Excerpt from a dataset
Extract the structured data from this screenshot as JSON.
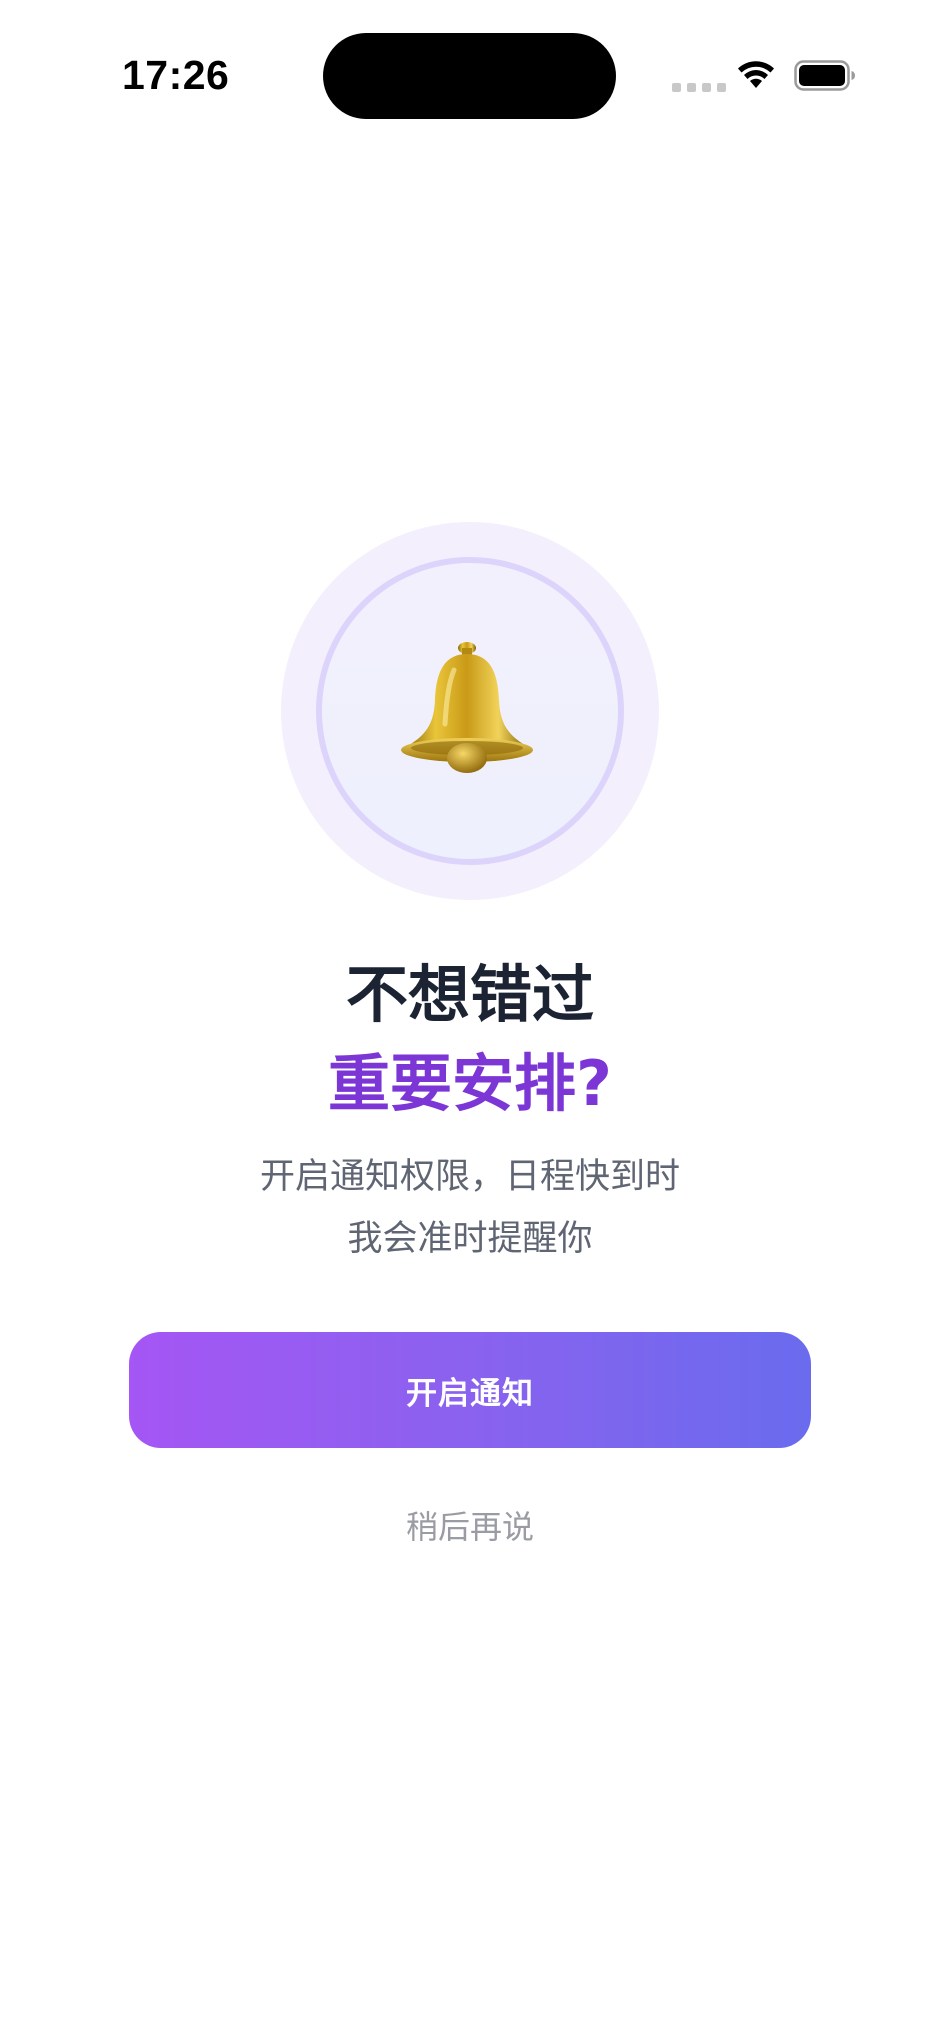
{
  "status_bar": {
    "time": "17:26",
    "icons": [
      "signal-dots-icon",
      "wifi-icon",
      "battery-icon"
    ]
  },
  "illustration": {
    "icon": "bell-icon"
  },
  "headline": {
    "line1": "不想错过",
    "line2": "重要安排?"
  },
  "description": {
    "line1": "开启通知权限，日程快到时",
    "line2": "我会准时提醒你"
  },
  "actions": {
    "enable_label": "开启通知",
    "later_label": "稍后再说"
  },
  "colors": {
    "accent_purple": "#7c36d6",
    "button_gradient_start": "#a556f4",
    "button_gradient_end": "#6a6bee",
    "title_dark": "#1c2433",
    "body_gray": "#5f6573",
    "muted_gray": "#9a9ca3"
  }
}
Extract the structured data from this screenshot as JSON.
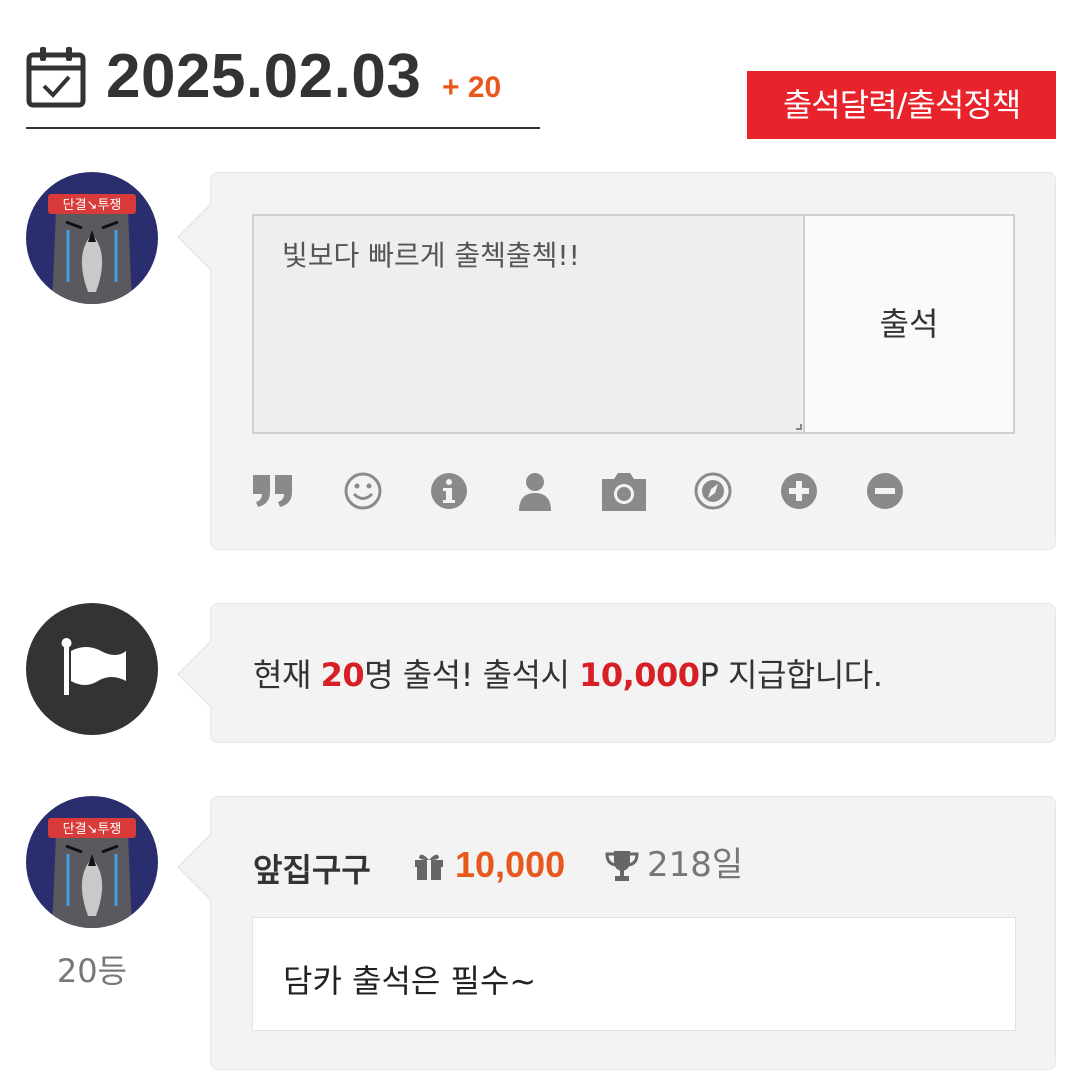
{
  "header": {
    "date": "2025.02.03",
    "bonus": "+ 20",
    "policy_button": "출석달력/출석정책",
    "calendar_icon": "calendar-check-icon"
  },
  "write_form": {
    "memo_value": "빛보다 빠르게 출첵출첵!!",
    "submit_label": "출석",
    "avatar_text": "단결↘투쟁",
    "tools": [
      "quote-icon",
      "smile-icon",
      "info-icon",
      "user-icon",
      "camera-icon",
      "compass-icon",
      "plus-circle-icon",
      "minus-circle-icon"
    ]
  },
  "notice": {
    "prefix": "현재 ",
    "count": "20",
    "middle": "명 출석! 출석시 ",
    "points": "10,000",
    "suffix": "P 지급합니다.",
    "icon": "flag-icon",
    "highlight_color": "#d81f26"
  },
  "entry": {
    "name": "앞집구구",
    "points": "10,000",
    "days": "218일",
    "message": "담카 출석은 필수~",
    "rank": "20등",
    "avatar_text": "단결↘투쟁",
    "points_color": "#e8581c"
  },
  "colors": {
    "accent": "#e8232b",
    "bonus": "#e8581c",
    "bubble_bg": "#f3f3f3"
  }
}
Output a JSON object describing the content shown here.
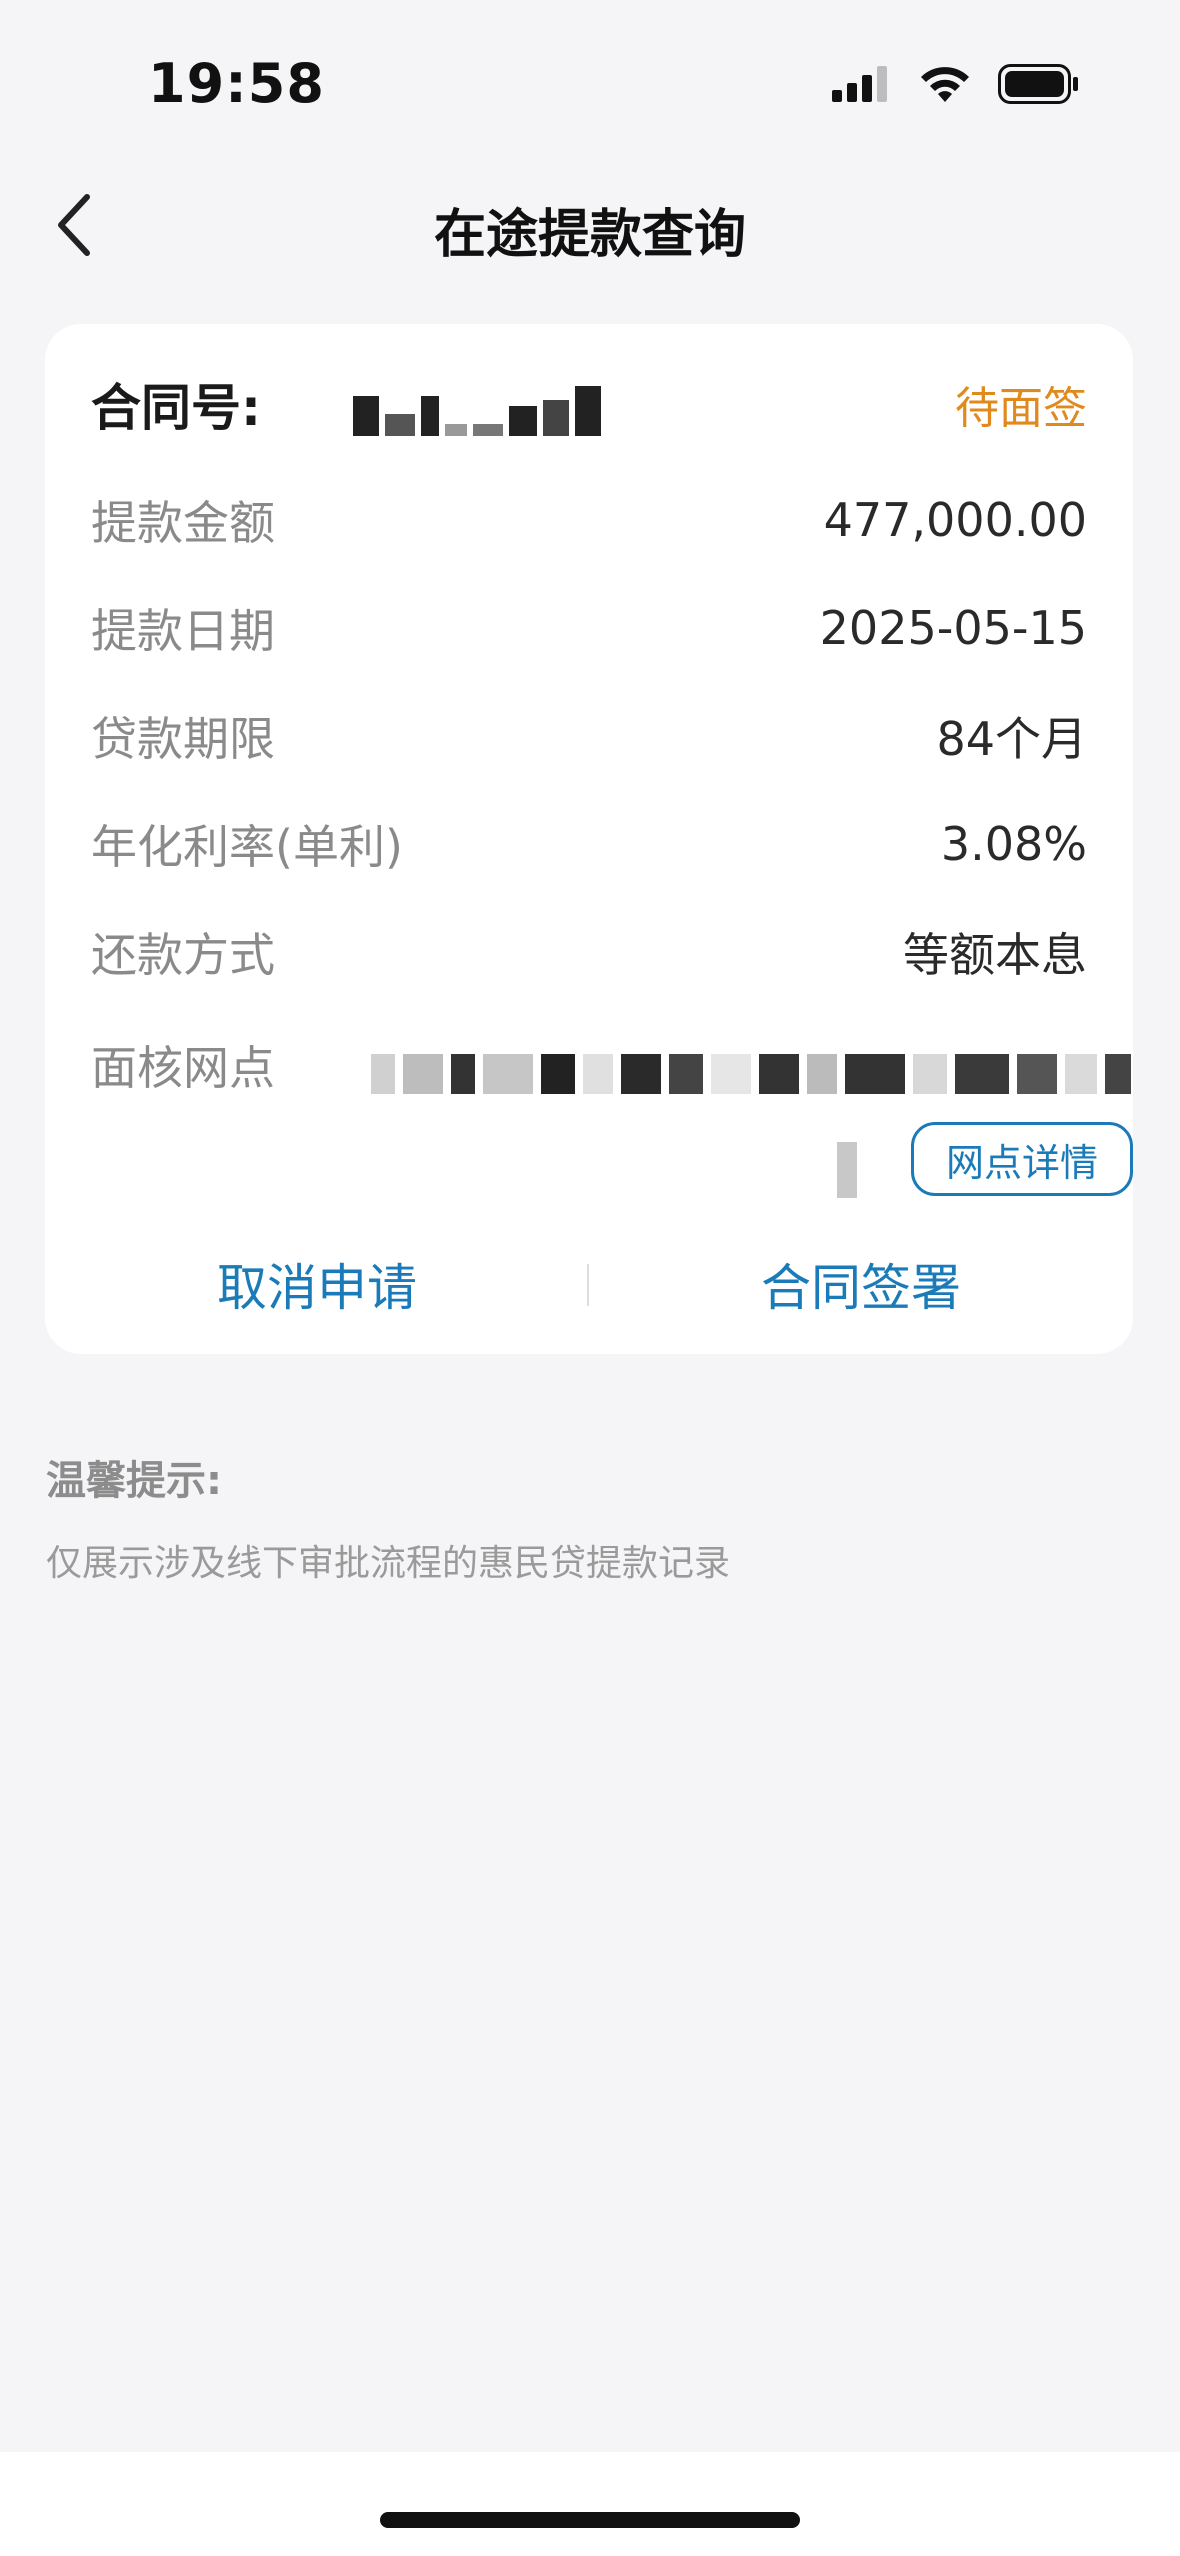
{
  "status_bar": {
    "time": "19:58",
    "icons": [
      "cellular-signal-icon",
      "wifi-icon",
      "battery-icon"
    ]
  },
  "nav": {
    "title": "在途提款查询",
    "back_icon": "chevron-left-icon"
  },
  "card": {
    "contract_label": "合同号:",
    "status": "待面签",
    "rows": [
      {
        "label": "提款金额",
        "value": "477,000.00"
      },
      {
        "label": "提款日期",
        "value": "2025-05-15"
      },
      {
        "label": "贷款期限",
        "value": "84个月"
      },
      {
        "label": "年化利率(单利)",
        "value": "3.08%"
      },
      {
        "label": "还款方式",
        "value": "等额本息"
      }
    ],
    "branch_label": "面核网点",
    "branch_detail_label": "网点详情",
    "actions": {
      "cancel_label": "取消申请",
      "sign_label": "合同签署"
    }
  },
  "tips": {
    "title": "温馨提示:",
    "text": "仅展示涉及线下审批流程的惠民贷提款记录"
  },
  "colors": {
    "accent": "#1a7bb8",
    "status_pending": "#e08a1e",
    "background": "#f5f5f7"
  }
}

_Written problem_. Write out the records above exactly as they stand, leaving out every picture.

_Exercise response_.
Extract the structured data from this screenshot as JSON.
{
  "status_bar": {
    "time": "17:26",
    "icons": [
      "signal-dots-icon",
      "wifi-icon",
      "battery-icon"
    ]
  },
  "illustration": {
    "icon": "bell-icon"
  },
  "headline": {
    "line1": "不想错过",
    "line2": "重要安排?"
  },
  "description": {
    "line1": "开启通知权限，日程快到时",
    "line2": "我会准时提醒你"
  },
  "actions": {
    "enable_label": "开启通知",
    "later_label": "稍后再说"
  },
  "colors": {
    "accent_purple": "#7c36d6",
    "button_gradient_start": "#a556f4",
    "button_gradient_end": "#6a6bee",
    "title_dark": "#1c2433",
    "body_gray": "#5f6573",
    "muted_gray": "#9a9ca3"
  }
}
Extract the structured data from this screenshot as JSON.
{
  "header": {
    "date": "2025.02.03",
    "bonus": "+ 20",
    "policy_button": "출석달력/출석정책",
    "calendar_icon": "calendar-check-icon"
  },
  "write_form": {
    "memo_value": "빛보다 빠르게 출첵출첵!!",
    "submit_label": "출석",
    "avatar_text": "단결↘투쟁",
    "tools": [
      "quote-icon",
      "smile-icon",
      "info-icon",
      "user-icon",
      "camera-icon",
      "compass-icon",
      "plus-circle-icon",
      "minus-circle-icon"
    ]
  },
  "notice": {
    "prefix": "현재 ",
    "count": "20",
    "middle": "명 출석! 출석시 ",
    "points": "10,000",
    "suffix": "P 지급합니다.",
    "icon": "flag-icon",
    "highlight_color": "#d81f26"
  },
  "entry": {
    "name": "앞집구구",
    "points": "10,000",
    "days": "218일",
    "message": "담카 출석은 필수~",
    "rank": "20등",
    "avatar_text": "단결↘투쟁",
    "points_color": "#e8581c"
  },
  "colors": {
    "accent": "#e8232b",
    "bonus": "#e8581c",
    "bubble_bg": "#f3f3f3"
  }
}
Output a JSON object describing the content shown here.
{
  "status_bar": {
    "time": "19:58",
    "icons": [
      "cellular-signal-icon",
      "wifi-icon",
      "battery-icon"
    ]
  },
  "nav": {
    "title": "在途提款查询",
    "back_icon": "chevron-left-icon"
  },
  "card": {
    "contract_label": "合同号:",
    "status": "待面签",
    "rows": [
      {
        "label": "提款金额",
        "value": "477,000.00"
      },
      {
        "label": "提款日期",
        "value": "2025-05-15"
      },
      {
        "label": "贷款期限",
        "value": "84个月"
      },
      {
        "label": "年化利率(单利)",
        "value": "3.08%"
      },
      {
        "label": "还款方式",
        "value": "等额本息"
      }
    ],
    "branch_label": "面核网点",
    "branch_detail_label": "网点详情",
    "actions": {
      "cancel_label": "取消申请",
      "sign_label": "合同签署"
    }
  },
  "tips": {
    "title": "温馨提示:",
    "text": "仅展示涉及线下审批流程的惠民贷提款记录"
  },
  "colors": {
    "accent": "#1a7bb8",
    "status_pending": "#e08a1e",
    "background": "#f5f5f7"
  }
}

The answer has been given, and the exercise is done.